:: Problem ::
Report all lines from the entries below in which "value" appears.

:: Data provided ::

━━━

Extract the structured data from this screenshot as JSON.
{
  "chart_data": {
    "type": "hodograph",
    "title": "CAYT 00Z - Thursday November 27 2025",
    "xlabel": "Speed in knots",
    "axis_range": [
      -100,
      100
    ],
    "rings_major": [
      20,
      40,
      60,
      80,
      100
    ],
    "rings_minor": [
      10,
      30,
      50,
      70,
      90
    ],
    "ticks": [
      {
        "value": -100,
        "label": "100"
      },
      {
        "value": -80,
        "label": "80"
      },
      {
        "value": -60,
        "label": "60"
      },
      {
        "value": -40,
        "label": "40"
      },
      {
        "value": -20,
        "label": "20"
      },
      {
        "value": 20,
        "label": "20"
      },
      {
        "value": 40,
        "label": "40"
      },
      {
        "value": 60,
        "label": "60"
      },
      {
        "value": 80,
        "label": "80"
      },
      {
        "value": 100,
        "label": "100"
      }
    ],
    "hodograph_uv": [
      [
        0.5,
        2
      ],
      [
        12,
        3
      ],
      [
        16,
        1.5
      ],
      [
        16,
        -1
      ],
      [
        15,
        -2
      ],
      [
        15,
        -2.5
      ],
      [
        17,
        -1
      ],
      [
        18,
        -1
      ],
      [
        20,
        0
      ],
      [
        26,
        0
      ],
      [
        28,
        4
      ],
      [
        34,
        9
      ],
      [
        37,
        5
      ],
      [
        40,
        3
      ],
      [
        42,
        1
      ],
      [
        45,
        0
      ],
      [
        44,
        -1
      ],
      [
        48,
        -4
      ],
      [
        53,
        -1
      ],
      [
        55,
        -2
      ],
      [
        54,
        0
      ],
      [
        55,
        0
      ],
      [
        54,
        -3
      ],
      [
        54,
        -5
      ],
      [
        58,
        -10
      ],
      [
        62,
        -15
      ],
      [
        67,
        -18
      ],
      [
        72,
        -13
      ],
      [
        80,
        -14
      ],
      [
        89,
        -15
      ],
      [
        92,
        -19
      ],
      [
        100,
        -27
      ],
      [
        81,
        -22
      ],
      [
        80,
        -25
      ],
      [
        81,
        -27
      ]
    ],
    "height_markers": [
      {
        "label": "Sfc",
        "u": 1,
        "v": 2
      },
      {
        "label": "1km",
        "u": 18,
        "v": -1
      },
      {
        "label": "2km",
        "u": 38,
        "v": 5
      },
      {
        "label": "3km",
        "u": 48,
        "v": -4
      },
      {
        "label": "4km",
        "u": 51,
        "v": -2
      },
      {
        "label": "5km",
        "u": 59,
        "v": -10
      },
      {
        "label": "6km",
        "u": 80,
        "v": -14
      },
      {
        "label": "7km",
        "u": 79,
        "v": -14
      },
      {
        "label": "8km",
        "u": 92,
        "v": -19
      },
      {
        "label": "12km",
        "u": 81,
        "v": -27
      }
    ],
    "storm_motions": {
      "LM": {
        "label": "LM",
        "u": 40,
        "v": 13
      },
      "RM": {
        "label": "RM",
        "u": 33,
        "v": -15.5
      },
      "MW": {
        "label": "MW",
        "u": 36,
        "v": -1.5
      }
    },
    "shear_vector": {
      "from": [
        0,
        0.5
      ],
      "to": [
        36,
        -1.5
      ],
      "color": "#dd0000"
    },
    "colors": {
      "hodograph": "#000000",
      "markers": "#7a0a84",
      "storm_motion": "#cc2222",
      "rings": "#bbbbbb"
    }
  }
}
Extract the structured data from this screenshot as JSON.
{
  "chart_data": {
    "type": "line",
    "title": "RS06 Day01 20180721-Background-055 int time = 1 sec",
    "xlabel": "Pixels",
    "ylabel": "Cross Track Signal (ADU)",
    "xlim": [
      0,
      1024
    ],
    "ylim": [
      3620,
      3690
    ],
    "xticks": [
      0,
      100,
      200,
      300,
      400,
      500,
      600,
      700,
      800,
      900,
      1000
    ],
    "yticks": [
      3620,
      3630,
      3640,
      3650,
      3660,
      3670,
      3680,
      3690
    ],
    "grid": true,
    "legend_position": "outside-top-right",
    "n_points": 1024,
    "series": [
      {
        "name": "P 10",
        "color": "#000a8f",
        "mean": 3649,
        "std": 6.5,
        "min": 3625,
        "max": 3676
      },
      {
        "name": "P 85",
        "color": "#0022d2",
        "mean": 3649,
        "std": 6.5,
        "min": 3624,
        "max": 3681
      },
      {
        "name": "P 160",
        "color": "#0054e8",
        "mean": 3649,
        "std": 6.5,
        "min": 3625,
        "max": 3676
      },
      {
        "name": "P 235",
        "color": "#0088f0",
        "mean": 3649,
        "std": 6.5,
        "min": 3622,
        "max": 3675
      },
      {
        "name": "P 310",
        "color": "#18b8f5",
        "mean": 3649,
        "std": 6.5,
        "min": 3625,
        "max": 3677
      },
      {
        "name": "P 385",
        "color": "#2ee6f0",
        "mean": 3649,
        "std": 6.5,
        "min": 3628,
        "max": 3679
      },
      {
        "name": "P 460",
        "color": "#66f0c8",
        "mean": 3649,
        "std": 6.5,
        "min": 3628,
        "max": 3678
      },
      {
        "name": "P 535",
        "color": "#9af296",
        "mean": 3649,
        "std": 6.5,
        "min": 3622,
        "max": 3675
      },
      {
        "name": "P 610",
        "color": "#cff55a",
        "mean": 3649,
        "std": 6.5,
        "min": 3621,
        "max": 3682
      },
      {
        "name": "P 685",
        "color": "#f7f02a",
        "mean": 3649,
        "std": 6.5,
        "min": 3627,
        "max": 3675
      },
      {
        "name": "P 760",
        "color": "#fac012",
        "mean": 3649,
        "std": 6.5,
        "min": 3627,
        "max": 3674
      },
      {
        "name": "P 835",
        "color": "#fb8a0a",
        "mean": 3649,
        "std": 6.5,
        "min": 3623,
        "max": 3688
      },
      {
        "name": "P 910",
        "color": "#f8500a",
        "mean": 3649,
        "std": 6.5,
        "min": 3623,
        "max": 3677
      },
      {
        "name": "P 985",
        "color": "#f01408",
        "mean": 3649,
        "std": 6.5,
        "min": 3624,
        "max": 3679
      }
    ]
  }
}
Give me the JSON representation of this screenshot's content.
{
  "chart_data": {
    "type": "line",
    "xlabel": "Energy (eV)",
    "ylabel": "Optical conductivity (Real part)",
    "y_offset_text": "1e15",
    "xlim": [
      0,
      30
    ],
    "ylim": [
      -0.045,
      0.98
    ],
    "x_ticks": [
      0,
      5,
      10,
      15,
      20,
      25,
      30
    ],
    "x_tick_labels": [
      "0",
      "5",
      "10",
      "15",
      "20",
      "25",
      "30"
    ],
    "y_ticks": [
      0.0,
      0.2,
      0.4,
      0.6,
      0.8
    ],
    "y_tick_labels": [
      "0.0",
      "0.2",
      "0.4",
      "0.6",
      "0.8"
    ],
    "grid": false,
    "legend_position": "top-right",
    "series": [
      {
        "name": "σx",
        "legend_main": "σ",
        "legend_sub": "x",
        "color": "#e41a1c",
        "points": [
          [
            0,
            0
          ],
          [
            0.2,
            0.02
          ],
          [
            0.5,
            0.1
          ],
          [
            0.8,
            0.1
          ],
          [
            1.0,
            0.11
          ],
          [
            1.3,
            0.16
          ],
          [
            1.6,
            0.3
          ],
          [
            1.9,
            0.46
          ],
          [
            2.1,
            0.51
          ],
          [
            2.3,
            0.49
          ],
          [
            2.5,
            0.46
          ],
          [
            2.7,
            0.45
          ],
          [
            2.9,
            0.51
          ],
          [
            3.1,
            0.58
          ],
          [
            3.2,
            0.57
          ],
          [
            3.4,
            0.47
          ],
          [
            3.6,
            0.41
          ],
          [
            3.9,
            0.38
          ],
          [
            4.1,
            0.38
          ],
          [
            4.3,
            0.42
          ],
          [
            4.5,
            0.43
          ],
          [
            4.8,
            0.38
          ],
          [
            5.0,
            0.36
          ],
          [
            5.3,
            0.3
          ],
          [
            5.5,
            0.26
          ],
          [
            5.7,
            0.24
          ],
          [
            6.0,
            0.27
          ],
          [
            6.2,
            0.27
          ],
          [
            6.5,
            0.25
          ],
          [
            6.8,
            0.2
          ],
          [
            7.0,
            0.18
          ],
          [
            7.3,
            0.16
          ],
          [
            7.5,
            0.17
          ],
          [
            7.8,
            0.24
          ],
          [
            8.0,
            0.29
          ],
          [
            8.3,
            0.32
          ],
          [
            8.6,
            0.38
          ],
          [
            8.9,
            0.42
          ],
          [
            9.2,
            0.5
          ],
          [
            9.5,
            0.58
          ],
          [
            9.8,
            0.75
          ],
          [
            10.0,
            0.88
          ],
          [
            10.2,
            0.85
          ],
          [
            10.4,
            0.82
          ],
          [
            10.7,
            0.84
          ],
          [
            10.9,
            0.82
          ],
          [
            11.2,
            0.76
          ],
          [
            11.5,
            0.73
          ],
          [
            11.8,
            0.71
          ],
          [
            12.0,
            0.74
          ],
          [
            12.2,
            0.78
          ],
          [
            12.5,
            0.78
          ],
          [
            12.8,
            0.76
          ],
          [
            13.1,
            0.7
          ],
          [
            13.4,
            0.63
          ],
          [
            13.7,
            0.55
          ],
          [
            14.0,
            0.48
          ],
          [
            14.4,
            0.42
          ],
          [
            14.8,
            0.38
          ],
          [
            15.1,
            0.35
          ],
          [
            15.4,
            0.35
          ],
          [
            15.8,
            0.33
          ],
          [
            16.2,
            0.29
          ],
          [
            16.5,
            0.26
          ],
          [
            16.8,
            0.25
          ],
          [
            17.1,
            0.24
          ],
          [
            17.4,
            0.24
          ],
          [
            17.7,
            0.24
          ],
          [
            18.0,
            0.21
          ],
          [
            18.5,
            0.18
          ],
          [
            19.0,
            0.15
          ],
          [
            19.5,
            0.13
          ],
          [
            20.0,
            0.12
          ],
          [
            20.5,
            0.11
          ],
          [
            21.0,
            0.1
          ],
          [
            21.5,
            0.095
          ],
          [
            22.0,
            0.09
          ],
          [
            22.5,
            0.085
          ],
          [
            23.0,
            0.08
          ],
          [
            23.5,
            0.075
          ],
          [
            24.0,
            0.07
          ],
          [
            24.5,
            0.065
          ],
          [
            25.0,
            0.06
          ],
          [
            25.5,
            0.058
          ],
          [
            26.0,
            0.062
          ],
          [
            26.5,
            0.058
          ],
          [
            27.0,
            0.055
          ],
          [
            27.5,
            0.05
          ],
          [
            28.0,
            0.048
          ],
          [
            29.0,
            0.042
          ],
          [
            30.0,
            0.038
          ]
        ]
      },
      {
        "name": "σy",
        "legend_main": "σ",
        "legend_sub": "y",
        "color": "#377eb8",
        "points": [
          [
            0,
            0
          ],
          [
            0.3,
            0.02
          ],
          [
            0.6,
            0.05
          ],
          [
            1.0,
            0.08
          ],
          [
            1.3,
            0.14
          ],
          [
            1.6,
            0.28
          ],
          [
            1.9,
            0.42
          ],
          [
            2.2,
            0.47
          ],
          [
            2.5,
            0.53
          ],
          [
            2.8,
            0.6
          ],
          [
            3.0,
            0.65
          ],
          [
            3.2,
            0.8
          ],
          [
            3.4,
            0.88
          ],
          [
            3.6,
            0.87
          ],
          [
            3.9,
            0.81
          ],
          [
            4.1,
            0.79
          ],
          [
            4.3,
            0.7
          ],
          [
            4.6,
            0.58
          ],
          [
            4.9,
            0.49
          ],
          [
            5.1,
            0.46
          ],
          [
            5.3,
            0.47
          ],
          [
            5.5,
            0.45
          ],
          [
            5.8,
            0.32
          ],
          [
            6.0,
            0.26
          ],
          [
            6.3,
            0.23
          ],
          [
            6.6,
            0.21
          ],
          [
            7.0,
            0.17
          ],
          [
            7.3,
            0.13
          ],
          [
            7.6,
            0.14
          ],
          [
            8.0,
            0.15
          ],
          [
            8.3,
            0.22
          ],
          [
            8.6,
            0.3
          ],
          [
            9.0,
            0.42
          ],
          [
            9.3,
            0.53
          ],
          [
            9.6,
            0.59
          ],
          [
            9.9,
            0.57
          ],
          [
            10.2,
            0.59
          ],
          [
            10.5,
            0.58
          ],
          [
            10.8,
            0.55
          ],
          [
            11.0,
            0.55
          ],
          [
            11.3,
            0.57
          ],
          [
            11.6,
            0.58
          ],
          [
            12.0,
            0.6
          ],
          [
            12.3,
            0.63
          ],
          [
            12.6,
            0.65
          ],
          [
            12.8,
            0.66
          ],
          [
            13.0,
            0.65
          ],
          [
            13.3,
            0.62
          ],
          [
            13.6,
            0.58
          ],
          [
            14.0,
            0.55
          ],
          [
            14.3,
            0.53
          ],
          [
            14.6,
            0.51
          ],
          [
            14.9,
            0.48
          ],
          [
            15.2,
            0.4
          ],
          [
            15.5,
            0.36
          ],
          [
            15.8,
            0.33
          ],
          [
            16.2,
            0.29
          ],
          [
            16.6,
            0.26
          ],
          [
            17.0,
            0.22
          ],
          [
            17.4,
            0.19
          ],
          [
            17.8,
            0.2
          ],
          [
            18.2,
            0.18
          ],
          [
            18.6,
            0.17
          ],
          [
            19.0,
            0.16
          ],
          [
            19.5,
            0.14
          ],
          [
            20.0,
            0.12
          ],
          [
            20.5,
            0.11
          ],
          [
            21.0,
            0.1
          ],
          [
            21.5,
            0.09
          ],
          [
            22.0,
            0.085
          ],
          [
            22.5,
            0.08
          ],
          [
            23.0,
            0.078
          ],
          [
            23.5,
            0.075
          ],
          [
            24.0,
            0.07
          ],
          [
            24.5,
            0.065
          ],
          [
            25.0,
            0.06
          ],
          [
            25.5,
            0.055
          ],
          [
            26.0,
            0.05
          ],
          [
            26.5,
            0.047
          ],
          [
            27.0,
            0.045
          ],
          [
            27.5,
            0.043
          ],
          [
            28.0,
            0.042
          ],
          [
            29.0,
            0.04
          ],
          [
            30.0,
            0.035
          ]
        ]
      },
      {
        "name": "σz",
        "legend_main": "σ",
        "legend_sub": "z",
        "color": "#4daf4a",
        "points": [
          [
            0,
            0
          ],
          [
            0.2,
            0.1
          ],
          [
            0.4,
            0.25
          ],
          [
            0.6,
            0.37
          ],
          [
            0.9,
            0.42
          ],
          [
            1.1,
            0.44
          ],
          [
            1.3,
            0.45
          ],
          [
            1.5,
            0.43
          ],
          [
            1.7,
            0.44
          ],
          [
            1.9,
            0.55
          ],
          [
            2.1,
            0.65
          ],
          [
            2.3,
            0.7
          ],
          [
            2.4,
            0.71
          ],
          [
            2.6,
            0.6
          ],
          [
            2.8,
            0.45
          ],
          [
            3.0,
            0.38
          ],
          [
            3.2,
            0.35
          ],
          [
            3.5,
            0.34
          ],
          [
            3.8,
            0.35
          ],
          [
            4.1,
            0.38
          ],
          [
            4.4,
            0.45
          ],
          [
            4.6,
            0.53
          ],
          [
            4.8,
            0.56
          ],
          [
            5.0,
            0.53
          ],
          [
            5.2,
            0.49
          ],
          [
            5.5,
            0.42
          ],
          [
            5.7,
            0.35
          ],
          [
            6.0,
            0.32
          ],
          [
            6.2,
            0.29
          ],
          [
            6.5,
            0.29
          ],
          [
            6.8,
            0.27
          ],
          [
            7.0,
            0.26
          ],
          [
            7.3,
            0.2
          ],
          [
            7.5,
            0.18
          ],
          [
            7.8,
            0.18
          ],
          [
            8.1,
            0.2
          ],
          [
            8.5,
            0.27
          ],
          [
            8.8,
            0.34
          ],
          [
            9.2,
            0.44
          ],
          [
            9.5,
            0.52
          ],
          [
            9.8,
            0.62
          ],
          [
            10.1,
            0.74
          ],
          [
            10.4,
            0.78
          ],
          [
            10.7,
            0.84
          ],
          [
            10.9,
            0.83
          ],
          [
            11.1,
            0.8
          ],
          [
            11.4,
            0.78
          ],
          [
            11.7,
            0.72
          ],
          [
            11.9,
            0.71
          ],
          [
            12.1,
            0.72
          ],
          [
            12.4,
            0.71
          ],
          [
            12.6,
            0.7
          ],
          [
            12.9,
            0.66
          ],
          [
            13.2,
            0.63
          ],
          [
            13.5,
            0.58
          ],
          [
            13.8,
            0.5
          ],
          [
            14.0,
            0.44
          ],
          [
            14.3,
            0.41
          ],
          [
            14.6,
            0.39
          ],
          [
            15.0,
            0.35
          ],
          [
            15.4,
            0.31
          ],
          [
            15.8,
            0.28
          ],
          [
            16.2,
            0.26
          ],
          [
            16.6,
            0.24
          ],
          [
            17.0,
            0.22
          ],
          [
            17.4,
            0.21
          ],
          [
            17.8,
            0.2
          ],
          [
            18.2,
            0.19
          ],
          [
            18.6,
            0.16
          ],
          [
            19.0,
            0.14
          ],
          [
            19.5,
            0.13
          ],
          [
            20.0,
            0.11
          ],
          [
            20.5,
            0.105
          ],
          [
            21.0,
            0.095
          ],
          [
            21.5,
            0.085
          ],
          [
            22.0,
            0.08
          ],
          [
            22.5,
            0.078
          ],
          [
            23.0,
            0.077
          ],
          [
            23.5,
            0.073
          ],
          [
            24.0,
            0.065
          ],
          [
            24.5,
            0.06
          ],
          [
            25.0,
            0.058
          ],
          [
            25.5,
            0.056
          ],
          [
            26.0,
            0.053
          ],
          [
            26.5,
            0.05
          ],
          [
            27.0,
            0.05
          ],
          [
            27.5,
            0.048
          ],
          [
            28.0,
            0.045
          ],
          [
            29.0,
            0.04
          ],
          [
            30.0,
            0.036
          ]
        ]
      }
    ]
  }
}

━━━

:: Expected output ::
        "value": -100,
        "value": -80,
        "value": -60,
        "value": -40,
        "value": -20,
        "value": 20,
        "value": 40,
        "value": 60,
        "value": 80,
        "value": 100,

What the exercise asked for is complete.